◆ TASK TO CARRY OUT: Find every line in the data that contains the word "values". Return each of those lines.

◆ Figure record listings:

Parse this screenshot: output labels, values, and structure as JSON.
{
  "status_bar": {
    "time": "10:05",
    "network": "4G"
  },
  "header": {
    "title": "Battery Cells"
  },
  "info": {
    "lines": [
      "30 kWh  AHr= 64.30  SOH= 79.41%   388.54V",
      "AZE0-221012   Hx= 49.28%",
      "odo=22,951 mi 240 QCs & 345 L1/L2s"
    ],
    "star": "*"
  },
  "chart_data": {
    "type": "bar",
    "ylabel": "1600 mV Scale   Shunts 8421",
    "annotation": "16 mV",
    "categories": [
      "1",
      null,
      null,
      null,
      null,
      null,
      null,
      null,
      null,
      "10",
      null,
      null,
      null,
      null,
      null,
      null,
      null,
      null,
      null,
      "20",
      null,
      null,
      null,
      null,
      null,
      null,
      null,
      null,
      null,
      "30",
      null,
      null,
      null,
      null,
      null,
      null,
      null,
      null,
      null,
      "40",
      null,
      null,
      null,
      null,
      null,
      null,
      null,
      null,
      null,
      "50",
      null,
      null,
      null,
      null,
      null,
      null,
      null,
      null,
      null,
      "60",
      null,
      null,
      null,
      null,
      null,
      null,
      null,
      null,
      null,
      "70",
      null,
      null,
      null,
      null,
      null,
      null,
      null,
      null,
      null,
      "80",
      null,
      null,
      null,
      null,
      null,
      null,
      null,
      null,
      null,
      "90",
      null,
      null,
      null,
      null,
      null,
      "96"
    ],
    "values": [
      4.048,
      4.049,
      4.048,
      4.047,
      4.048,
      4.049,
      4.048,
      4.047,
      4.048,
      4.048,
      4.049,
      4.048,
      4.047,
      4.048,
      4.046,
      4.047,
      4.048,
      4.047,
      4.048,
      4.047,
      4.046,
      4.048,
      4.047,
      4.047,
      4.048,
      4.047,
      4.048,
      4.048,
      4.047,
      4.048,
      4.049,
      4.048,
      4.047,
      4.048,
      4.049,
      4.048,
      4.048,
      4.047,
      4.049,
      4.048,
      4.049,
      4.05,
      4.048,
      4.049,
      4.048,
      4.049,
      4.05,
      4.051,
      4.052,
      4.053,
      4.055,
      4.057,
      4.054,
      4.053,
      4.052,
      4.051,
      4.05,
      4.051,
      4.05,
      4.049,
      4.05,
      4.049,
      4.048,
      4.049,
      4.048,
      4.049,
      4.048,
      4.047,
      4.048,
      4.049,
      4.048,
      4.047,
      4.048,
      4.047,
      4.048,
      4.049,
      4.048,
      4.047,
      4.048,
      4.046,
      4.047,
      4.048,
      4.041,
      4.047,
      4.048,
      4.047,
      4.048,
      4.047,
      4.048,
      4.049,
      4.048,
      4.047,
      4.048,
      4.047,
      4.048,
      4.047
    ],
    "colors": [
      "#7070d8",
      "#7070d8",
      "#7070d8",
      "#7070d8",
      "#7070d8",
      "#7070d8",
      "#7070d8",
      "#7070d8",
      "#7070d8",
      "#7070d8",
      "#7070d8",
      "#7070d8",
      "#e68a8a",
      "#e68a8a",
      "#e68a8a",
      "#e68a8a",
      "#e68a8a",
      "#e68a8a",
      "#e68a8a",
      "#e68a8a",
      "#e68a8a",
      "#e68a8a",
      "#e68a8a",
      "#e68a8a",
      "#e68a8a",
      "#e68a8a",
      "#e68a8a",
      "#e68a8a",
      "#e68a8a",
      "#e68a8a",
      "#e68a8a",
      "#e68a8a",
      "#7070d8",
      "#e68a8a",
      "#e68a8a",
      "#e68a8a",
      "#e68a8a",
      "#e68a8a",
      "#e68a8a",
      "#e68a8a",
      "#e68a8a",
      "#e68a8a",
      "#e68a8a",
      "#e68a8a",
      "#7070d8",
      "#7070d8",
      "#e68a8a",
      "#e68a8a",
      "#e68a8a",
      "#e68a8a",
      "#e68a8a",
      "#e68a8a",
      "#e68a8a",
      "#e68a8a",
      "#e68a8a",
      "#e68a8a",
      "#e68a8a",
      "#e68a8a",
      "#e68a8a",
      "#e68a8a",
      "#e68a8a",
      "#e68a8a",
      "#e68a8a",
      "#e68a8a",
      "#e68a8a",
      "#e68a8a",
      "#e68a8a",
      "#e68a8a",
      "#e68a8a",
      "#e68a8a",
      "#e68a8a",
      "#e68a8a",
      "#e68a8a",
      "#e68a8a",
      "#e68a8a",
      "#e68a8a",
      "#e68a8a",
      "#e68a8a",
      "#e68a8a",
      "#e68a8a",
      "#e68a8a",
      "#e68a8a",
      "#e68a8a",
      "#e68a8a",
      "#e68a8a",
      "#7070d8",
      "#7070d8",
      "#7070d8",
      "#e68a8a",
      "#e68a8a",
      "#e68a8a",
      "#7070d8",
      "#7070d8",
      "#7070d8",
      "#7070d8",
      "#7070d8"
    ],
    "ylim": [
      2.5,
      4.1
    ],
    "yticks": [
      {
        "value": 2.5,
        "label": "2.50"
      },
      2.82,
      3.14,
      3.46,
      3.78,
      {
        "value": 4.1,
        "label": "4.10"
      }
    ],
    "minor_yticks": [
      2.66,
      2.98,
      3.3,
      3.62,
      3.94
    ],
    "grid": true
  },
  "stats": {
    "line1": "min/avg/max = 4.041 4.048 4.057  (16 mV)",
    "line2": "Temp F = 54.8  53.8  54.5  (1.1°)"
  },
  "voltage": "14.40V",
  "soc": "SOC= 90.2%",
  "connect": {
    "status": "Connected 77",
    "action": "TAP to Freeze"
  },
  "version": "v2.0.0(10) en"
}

◆ TASK ANSWER:
Parse this screenshot: output labels, values, and structure as JSON.
    "values": [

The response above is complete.